▶ TASK TO COMPLETE: Wherever the word "Luft" appears in the entries, copy the whole line.

═════ INFORMATION GIVEN ═════

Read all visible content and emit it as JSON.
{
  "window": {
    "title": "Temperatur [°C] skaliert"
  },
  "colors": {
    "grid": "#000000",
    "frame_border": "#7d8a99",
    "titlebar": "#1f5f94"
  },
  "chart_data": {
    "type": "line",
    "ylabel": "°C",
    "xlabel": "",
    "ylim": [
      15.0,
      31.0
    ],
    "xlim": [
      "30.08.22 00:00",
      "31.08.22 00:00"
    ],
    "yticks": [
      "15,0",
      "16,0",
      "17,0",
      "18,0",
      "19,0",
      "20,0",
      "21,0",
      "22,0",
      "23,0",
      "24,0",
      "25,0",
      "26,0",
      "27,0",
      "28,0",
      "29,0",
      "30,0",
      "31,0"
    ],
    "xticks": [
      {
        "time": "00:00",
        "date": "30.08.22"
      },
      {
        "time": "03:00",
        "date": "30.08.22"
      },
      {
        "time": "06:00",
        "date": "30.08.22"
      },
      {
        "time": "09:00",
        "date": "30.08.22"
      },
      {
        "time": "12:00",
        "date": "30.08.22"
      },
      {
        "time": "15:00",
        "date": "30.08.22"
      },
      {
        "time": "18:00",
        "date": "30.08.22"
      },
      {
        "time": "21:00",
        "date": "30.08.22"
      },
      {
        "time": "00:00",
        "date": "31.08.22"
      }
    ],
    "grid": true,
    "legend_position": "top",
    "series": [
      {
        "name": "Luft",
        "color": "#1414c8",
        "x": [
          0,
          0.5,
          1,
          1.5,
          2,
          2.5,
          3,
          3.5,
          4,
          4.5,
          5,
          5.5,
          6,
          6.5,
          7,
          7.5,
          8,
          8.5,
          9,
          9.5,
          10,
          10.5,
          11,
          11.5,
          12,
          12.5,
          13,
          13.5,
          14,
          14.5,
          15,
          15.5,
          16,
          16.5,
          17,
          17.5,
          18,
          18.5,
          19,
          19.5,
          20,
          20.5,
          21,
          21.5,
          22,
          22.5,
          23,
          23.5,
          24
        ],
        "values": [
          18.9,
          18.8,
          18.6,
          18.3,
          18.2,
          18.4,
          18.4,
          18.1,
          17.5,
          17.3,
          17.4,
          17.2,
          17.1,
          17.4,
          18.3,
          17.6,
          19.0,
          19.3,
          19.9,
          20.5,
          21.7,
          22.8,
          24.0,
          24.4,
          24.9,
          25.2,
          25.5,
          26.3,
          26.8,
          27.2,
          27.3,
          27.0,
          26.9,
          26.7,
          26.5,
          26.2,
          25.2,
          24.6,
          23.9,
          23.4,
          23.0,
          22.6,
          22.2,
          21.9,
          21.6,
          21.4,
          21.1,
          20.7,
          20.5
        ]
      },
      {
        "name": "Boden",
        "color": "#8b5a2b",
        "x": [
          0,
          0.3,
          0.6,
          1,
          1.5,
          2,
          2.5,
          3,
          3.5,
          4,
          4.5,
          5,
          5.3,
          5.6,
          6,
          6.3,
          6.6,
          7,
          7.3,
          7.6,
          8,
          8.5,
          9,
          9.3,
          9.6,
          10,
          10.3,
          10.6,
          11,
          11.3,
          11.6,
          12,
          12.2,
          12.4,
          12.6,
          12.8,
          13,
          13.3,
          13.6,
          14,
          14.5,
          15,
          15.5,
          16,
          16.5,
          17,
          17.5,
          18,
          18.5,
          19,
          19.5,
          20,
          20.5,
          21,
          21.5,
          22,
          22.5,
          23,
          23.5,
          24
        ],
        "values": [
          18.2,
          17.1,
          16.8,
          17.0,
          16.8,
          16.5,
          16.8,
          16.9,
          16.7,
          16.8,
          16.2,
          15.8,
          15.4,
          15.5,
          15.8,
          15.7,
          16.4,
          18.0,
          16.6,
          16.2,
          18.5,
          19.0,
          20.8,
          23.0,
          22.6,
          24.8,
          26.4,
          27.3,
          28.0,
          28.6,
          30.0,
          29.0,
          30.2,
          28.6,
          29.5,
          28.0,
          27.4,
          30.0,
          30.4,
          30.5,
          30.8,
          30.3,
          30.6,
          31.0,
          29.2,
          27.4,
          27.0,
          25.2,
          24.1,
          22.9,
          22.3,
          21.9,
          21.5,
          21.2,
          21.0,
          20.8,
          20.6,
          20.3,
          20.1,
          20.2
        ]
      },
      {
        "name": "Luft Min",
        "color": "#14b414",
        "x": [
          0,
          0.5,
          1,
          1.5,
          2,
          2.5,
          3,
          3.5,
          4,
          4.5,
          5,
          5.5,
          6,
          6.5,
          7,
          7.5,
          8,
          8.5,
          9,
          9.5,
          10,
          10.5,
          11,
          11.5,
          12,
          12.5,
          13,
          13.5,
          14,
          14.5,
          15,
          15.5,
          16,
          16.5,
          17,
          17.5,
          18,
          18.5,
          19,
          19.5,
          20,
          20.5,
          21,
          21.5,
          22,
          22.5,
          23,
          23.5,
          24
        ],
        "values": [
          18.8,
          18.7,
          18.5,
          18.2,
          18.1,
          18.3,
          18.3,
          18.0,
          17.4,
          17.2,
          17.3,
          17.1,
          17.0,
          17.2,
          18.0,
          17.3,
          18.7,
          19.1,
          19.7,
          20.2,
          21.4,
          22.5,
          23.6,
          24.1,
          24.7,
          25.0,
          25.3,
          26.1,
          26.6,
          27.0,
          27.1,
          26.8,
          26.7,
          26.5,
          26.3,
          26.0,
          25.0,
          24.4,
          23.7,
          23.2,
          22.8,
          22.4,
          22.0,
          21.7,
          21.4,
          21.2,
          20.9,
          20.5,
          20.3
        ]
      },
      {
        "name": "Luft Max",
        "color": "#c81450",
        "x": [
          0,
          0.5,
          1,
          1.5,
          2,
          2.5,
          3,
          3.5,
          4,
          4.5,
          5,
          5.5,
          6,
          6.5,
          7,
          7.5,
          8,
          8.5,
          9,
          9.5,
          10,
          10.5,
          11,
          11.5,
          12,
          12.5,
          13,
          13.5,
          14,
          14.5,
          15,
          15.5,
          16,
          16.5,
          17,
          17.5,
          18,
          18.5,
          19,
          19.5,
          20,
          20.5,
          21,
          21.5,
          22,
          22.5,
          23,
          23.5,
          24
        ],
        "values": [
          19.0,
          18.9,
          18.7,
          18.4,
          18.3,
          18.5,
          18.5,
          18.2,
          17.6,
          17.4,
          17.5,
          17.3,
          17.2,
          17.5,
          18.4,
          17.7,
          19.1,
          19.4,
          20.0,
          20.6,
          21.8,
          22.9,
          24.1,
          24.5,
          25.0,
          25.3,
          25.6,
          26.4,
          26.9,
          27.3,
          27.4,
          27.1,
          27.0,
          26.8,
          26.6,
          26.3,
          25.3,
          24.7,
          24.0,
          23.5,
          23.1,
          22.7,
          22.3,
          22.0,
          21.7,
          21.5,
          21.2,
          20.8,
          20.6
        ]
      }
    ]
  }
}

═════

▶ TASK RESULT:
        "name": "Luft",
        "name": "Luft Min",
        "name": "Luft Max",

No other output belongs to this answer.